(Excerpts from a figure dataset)
[Start]

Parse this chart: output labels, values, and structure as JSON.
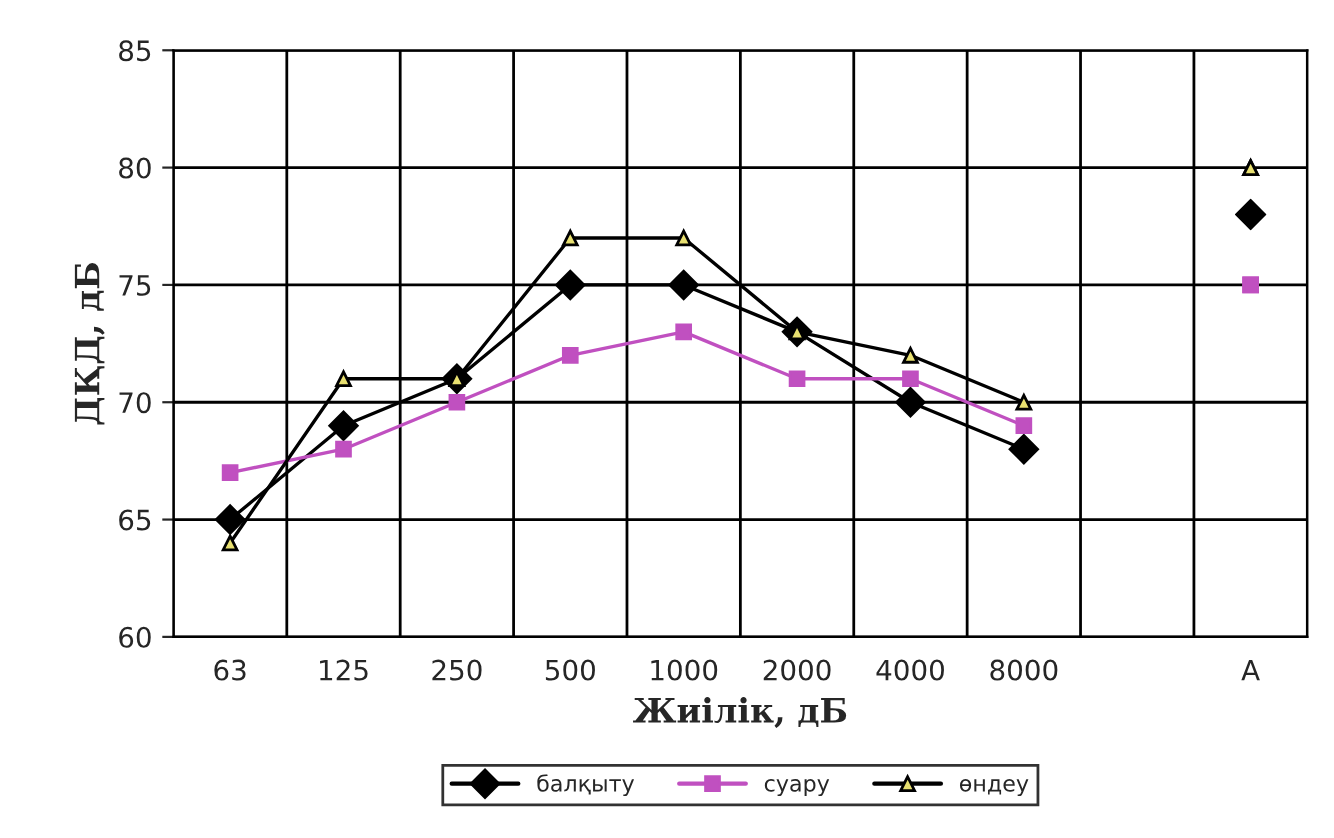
{
  "chart_data": {
    "type": "line",
    "xlabel": "Жиілік, дБ",
    "ylabel": "ДҚД, дБ",
    "categories": [
      "63",
      "125",
      "250",
      "500",
      "1000",
      "2000",
      "4000",
      "8000",
      null,
      "A"
    ],
    "series": [
      {
        "name": "балқыту",
        "color": "#000000",
        "marker": "diamond",
        "values": [
          65,
          69,
          71,
          75,
          75,
          73,
          70,
          68,
          null,
          78
        ]
      },
      {
        "name": "суару",
        "color": "#c050c0",
        "marker": "square",
        "values": [
          67,
          68,
          70,
          72,
          73,
          71,
          71,
          69,
          null,
          75
        ]
      },
      {
        "name": "өндеу",
        "color": "#000000",
        "marker": "triangle",
        "values": [
          64,
          71,
          71,
          77,
          77,
          73,
          72,
          70,
          null,
          80
        ]
      }
    ],
    "ylim": [
      60,
      85
    ],
    "yticks": [
      60,
      65,
      70,
      75,
      80,
      85
    ],
    "grid": true,
    "legend": "bottom"
  }
}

[End]

:: WHAT TO PRODUCE ::
Make an exact copy of the whole listing, but don't bring over any pictures.

:: OUTPUT FOR THIS EXERCISE ::
Parse this chart: output labels, values, and structure as JSON.
{
  "chart_data": {
    "type": "line",
    "xlabel": "Жиілік, дБ",
    "ylabel": "ДҚД, дБ",
    "categories": [
      "63",
      "125",
      "250",
      "500",
      "1000",
      "2000",
      "4000",
      "8000",
      null,
      "A"
    ],
    "series": [
      {
        "name": "балқыту",
        "color": "#000000",
        "marker": "diamond",
        "values": [
          65,
          69,
          71,
          75,
          75,
          73,
          70,
          68,
          null,
          78
        ]
      },
      {
        "name": "суару",
        "color": "#c050c0",
        "marker": "square",
        "values": [
          67,
          68,
          70,
          72,
          73,
          71,
          71,
          69,
          null,
          75
        ]
      },
      {
        "name": "өндеу",
        "color": "#000000",
        "marker": "triangle",
        "values": [
          64,
          71,
          71,
          77,
          77,
          73,
          72,
          70,
          null,
          80
        ]
      }
    ],
    "ylim": [
      60,
      85
    ],
    "yticks": [
      60,
      65,
      70,
      75,
      80,
      85
    ],
    "grid": true,
    "legend": "bottom"
  }
}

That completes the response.